Reproduce the listing exactly and skip over any pictures.

-*-

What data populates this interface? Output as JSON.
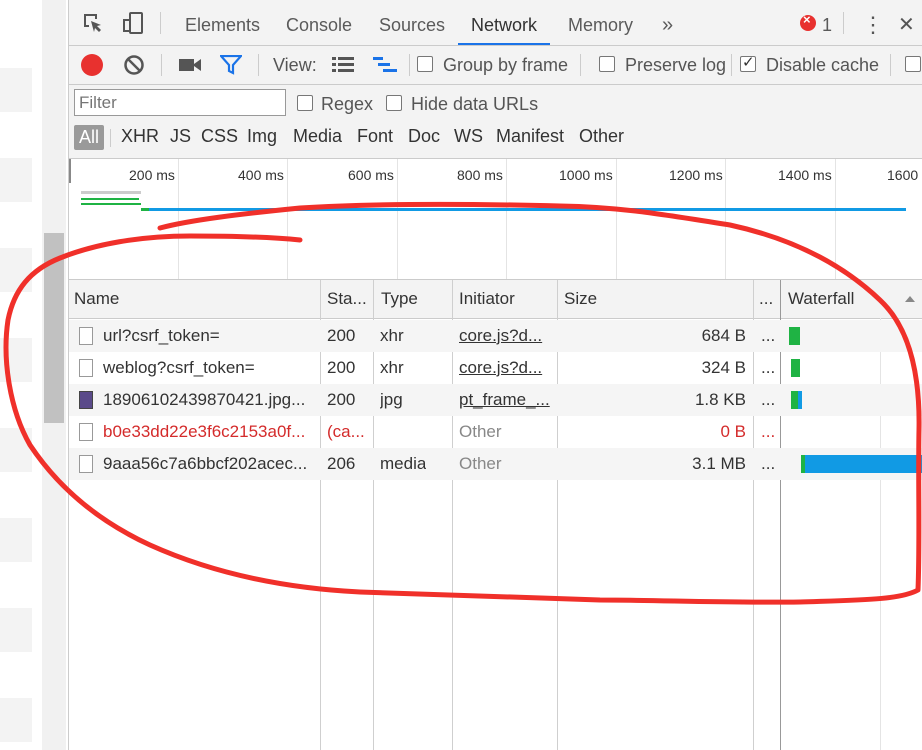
{
  "tabs": {
    "elements": "Elements",
    "console": "Console",
    "sources": "Sources",
    "network": "Network",
    "memory": "Memory",
    "more": "»",
    "error_count": "1",
    "menu": "⋮",
    "close": "✕"
  },
  "toolbar": {
    "view_label": "View:",
    "group_by_frame": "Group by frame",
    "group_by_frame_checked": false,
    "preserve_log": "Preserve log",
    "preserve_log_checked": false,
    "disable_cache": "Disable cache",
    "disable_cache_checked": true
  },
  "filter": {
    "placeholder": "Filter",
    "regex": "Regex",
    "hide_data_urls": "Hide data URLs",
    "types": [
      "All",
      "XHR",
      "JS",
      "CSS",
      "Img",
      "Media",
      "Font",
      "Doc",
      "WS",
      "Manifest",
      "Other"
    ],
    "active_type": "All"
  },
  "overview": {
    "ticks": [
      "200 ms",
      "400 ms",
      "600 ms",
      "800 ms",
      "1000 ms",
      "1200 ms",
      "1400 ms",
      "1600"
    ]
  },
  "table": {
    "headers": {
      "name": "Name",
      "status": "Sta...",
      "type": "Type",
      "initiator": "Initiator",
      "size": "Size",
      "more": "...",
      "waterfall": "Waterfall"
    },
    "rows": [
      {
        "name": "url?csrf_token=",
        "status": "200",
        "type": "xhr",
        "initiator": "core.js?d...",
        "size": "684 B",
        "more": "...",
        "icon": "document-icon"
      },
      {
        "name": "weblog?csrf_token=",
        "status": "200",
        "type": "xhr",
        "initiator": "core.js?d...",
        "size": "324 B",
        "more": "...",
        "icon": "document-icon"
      },
      {
        "name": "18906102439870421.jpg...",
        "status": "200",
        "type": "jpg",
        "initiator": "pt_frame_...",
        "size": "1.8 KB",
        "more": "...",
        "icon": "image-icon"
      },
      {
        "name": "b0e33dd22e3f6c2153a0f...",
        "status": "(ca...",
        "type": "",
        "initiator": "Other",
        "size": "0 B",
        "more": "...",
        "icon": "document-icon",
        "error": true
      },
      {
        "name": "9aaa56c7a6bbcf202acec...",
        "status": "206",
        "type": "media",
        "initiator": "Other",
        "size": "3.1 MB",
        "more": "...",
        "icon": "document-icon"
      }
    ]
  },
  "colors": {
    "record": "#e8312f",
    "accent": "#1a73e8",
    "waterfall_waiting": "#1fb344",
    "waterfall_download": "#119ae4",
    "error_text": "#d42b2b",
    "annotation": "#f0302a"
  }
}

-*-

● **REPLY**
What data populates this interface? Output as JSON.
{
  "tabs": {
    "elements": "Elements",
    "console": "Console",
    "sources": "Sources",
    "network": "Network",
    "memory": "Memory",
    "more": "»",
    "error_count": "1",
    "menu": "⋮",
    "close": "✕"
  },
  "toolbar": {
    "view_label": "View:",
    "group_by_frame": "Group by frame",
    "group_by_frame_checked": false,
    "preserve_log": "Preserve log",
    "preserve_log_checked": false,
    "disable_cache": "Disable cache",
    "disable_cache_checked": true
  },
  "filter": {
    "placeholder": "Filter",
    "regex": "Regex",
    "hide_data_urls": "Hide data URLs",
    "types": [
      "All",
      "XHR",
      "JS",
      "CSS",
      "Img",
      "Media",
      "Font",
      "Doc",
      "WS",
      "Manifest",
      "Other"
    ],
    "active_type": "All"
  },
  "overview": {
    "ticks": [
      "200 ms",
      "400 ms",
      "600 ms",
      "800 ms",
      "1000 ms",
      "1200 ms",
      "1400 ms",
      "1600"
    ]
  },
  "table": {
    "headers": {
      "name": "Name",
      "status": "Sta...",
      "type": "Type",
      "initiator": "Initiator",
      "size": "Size",
      "more": "...",
      "waterfall": "Waterfall"
    },
    "rows": [
      {
        "name": "url?csrf_token=",
        "status": "200",
        "type": "xhr",
        "initiator": "core.js?d...",
        "size": "684 B",
        "more": "...",
        "icon": "document-icon"
      },
      {
        "name": "weblog?csrf_token=",
        "status": "200",
        "type": "xhr",
        "initiator": "core.js?d...",
        "size": "324 B",
        "more": "...",
        "icon": "document-icon"
      },
      {
        "name": "18906102439870421.jpg...",
        "status": "200",
        "type": "jpg",
        "initiator": "pt_frame_...",
        "size": "1.8 KB",
        "more": "...",
        "icon": "image-icon"
      },
      {
        "name": "b0e33dd22e3f6c2153a0f...",
        "status": "(ca...",
        "type": "",
        "initiator": "Other",
        "size": "0 B",
        "more": "...",
        "icon": "document-icon",
        "error": true
      },
      {
        "name": "9aaa56c7a6bbcf202acec...",
        "status": "206",
        "type": "media",
        "initiator": "Other",
        "size": "3.1 MB",
        "more": "...",
        "icon": "document-icon"
      }
    ]
  },
  "colors": {
    "record": "#e8312f",
    "accent": "#1a73e8",
    "waterfall_waiting": "#1fb344",
    "waterfall_download": "#119ae4",
    "error_text": "#d42b2b",
    "annotation": "#f0302a"
  }
}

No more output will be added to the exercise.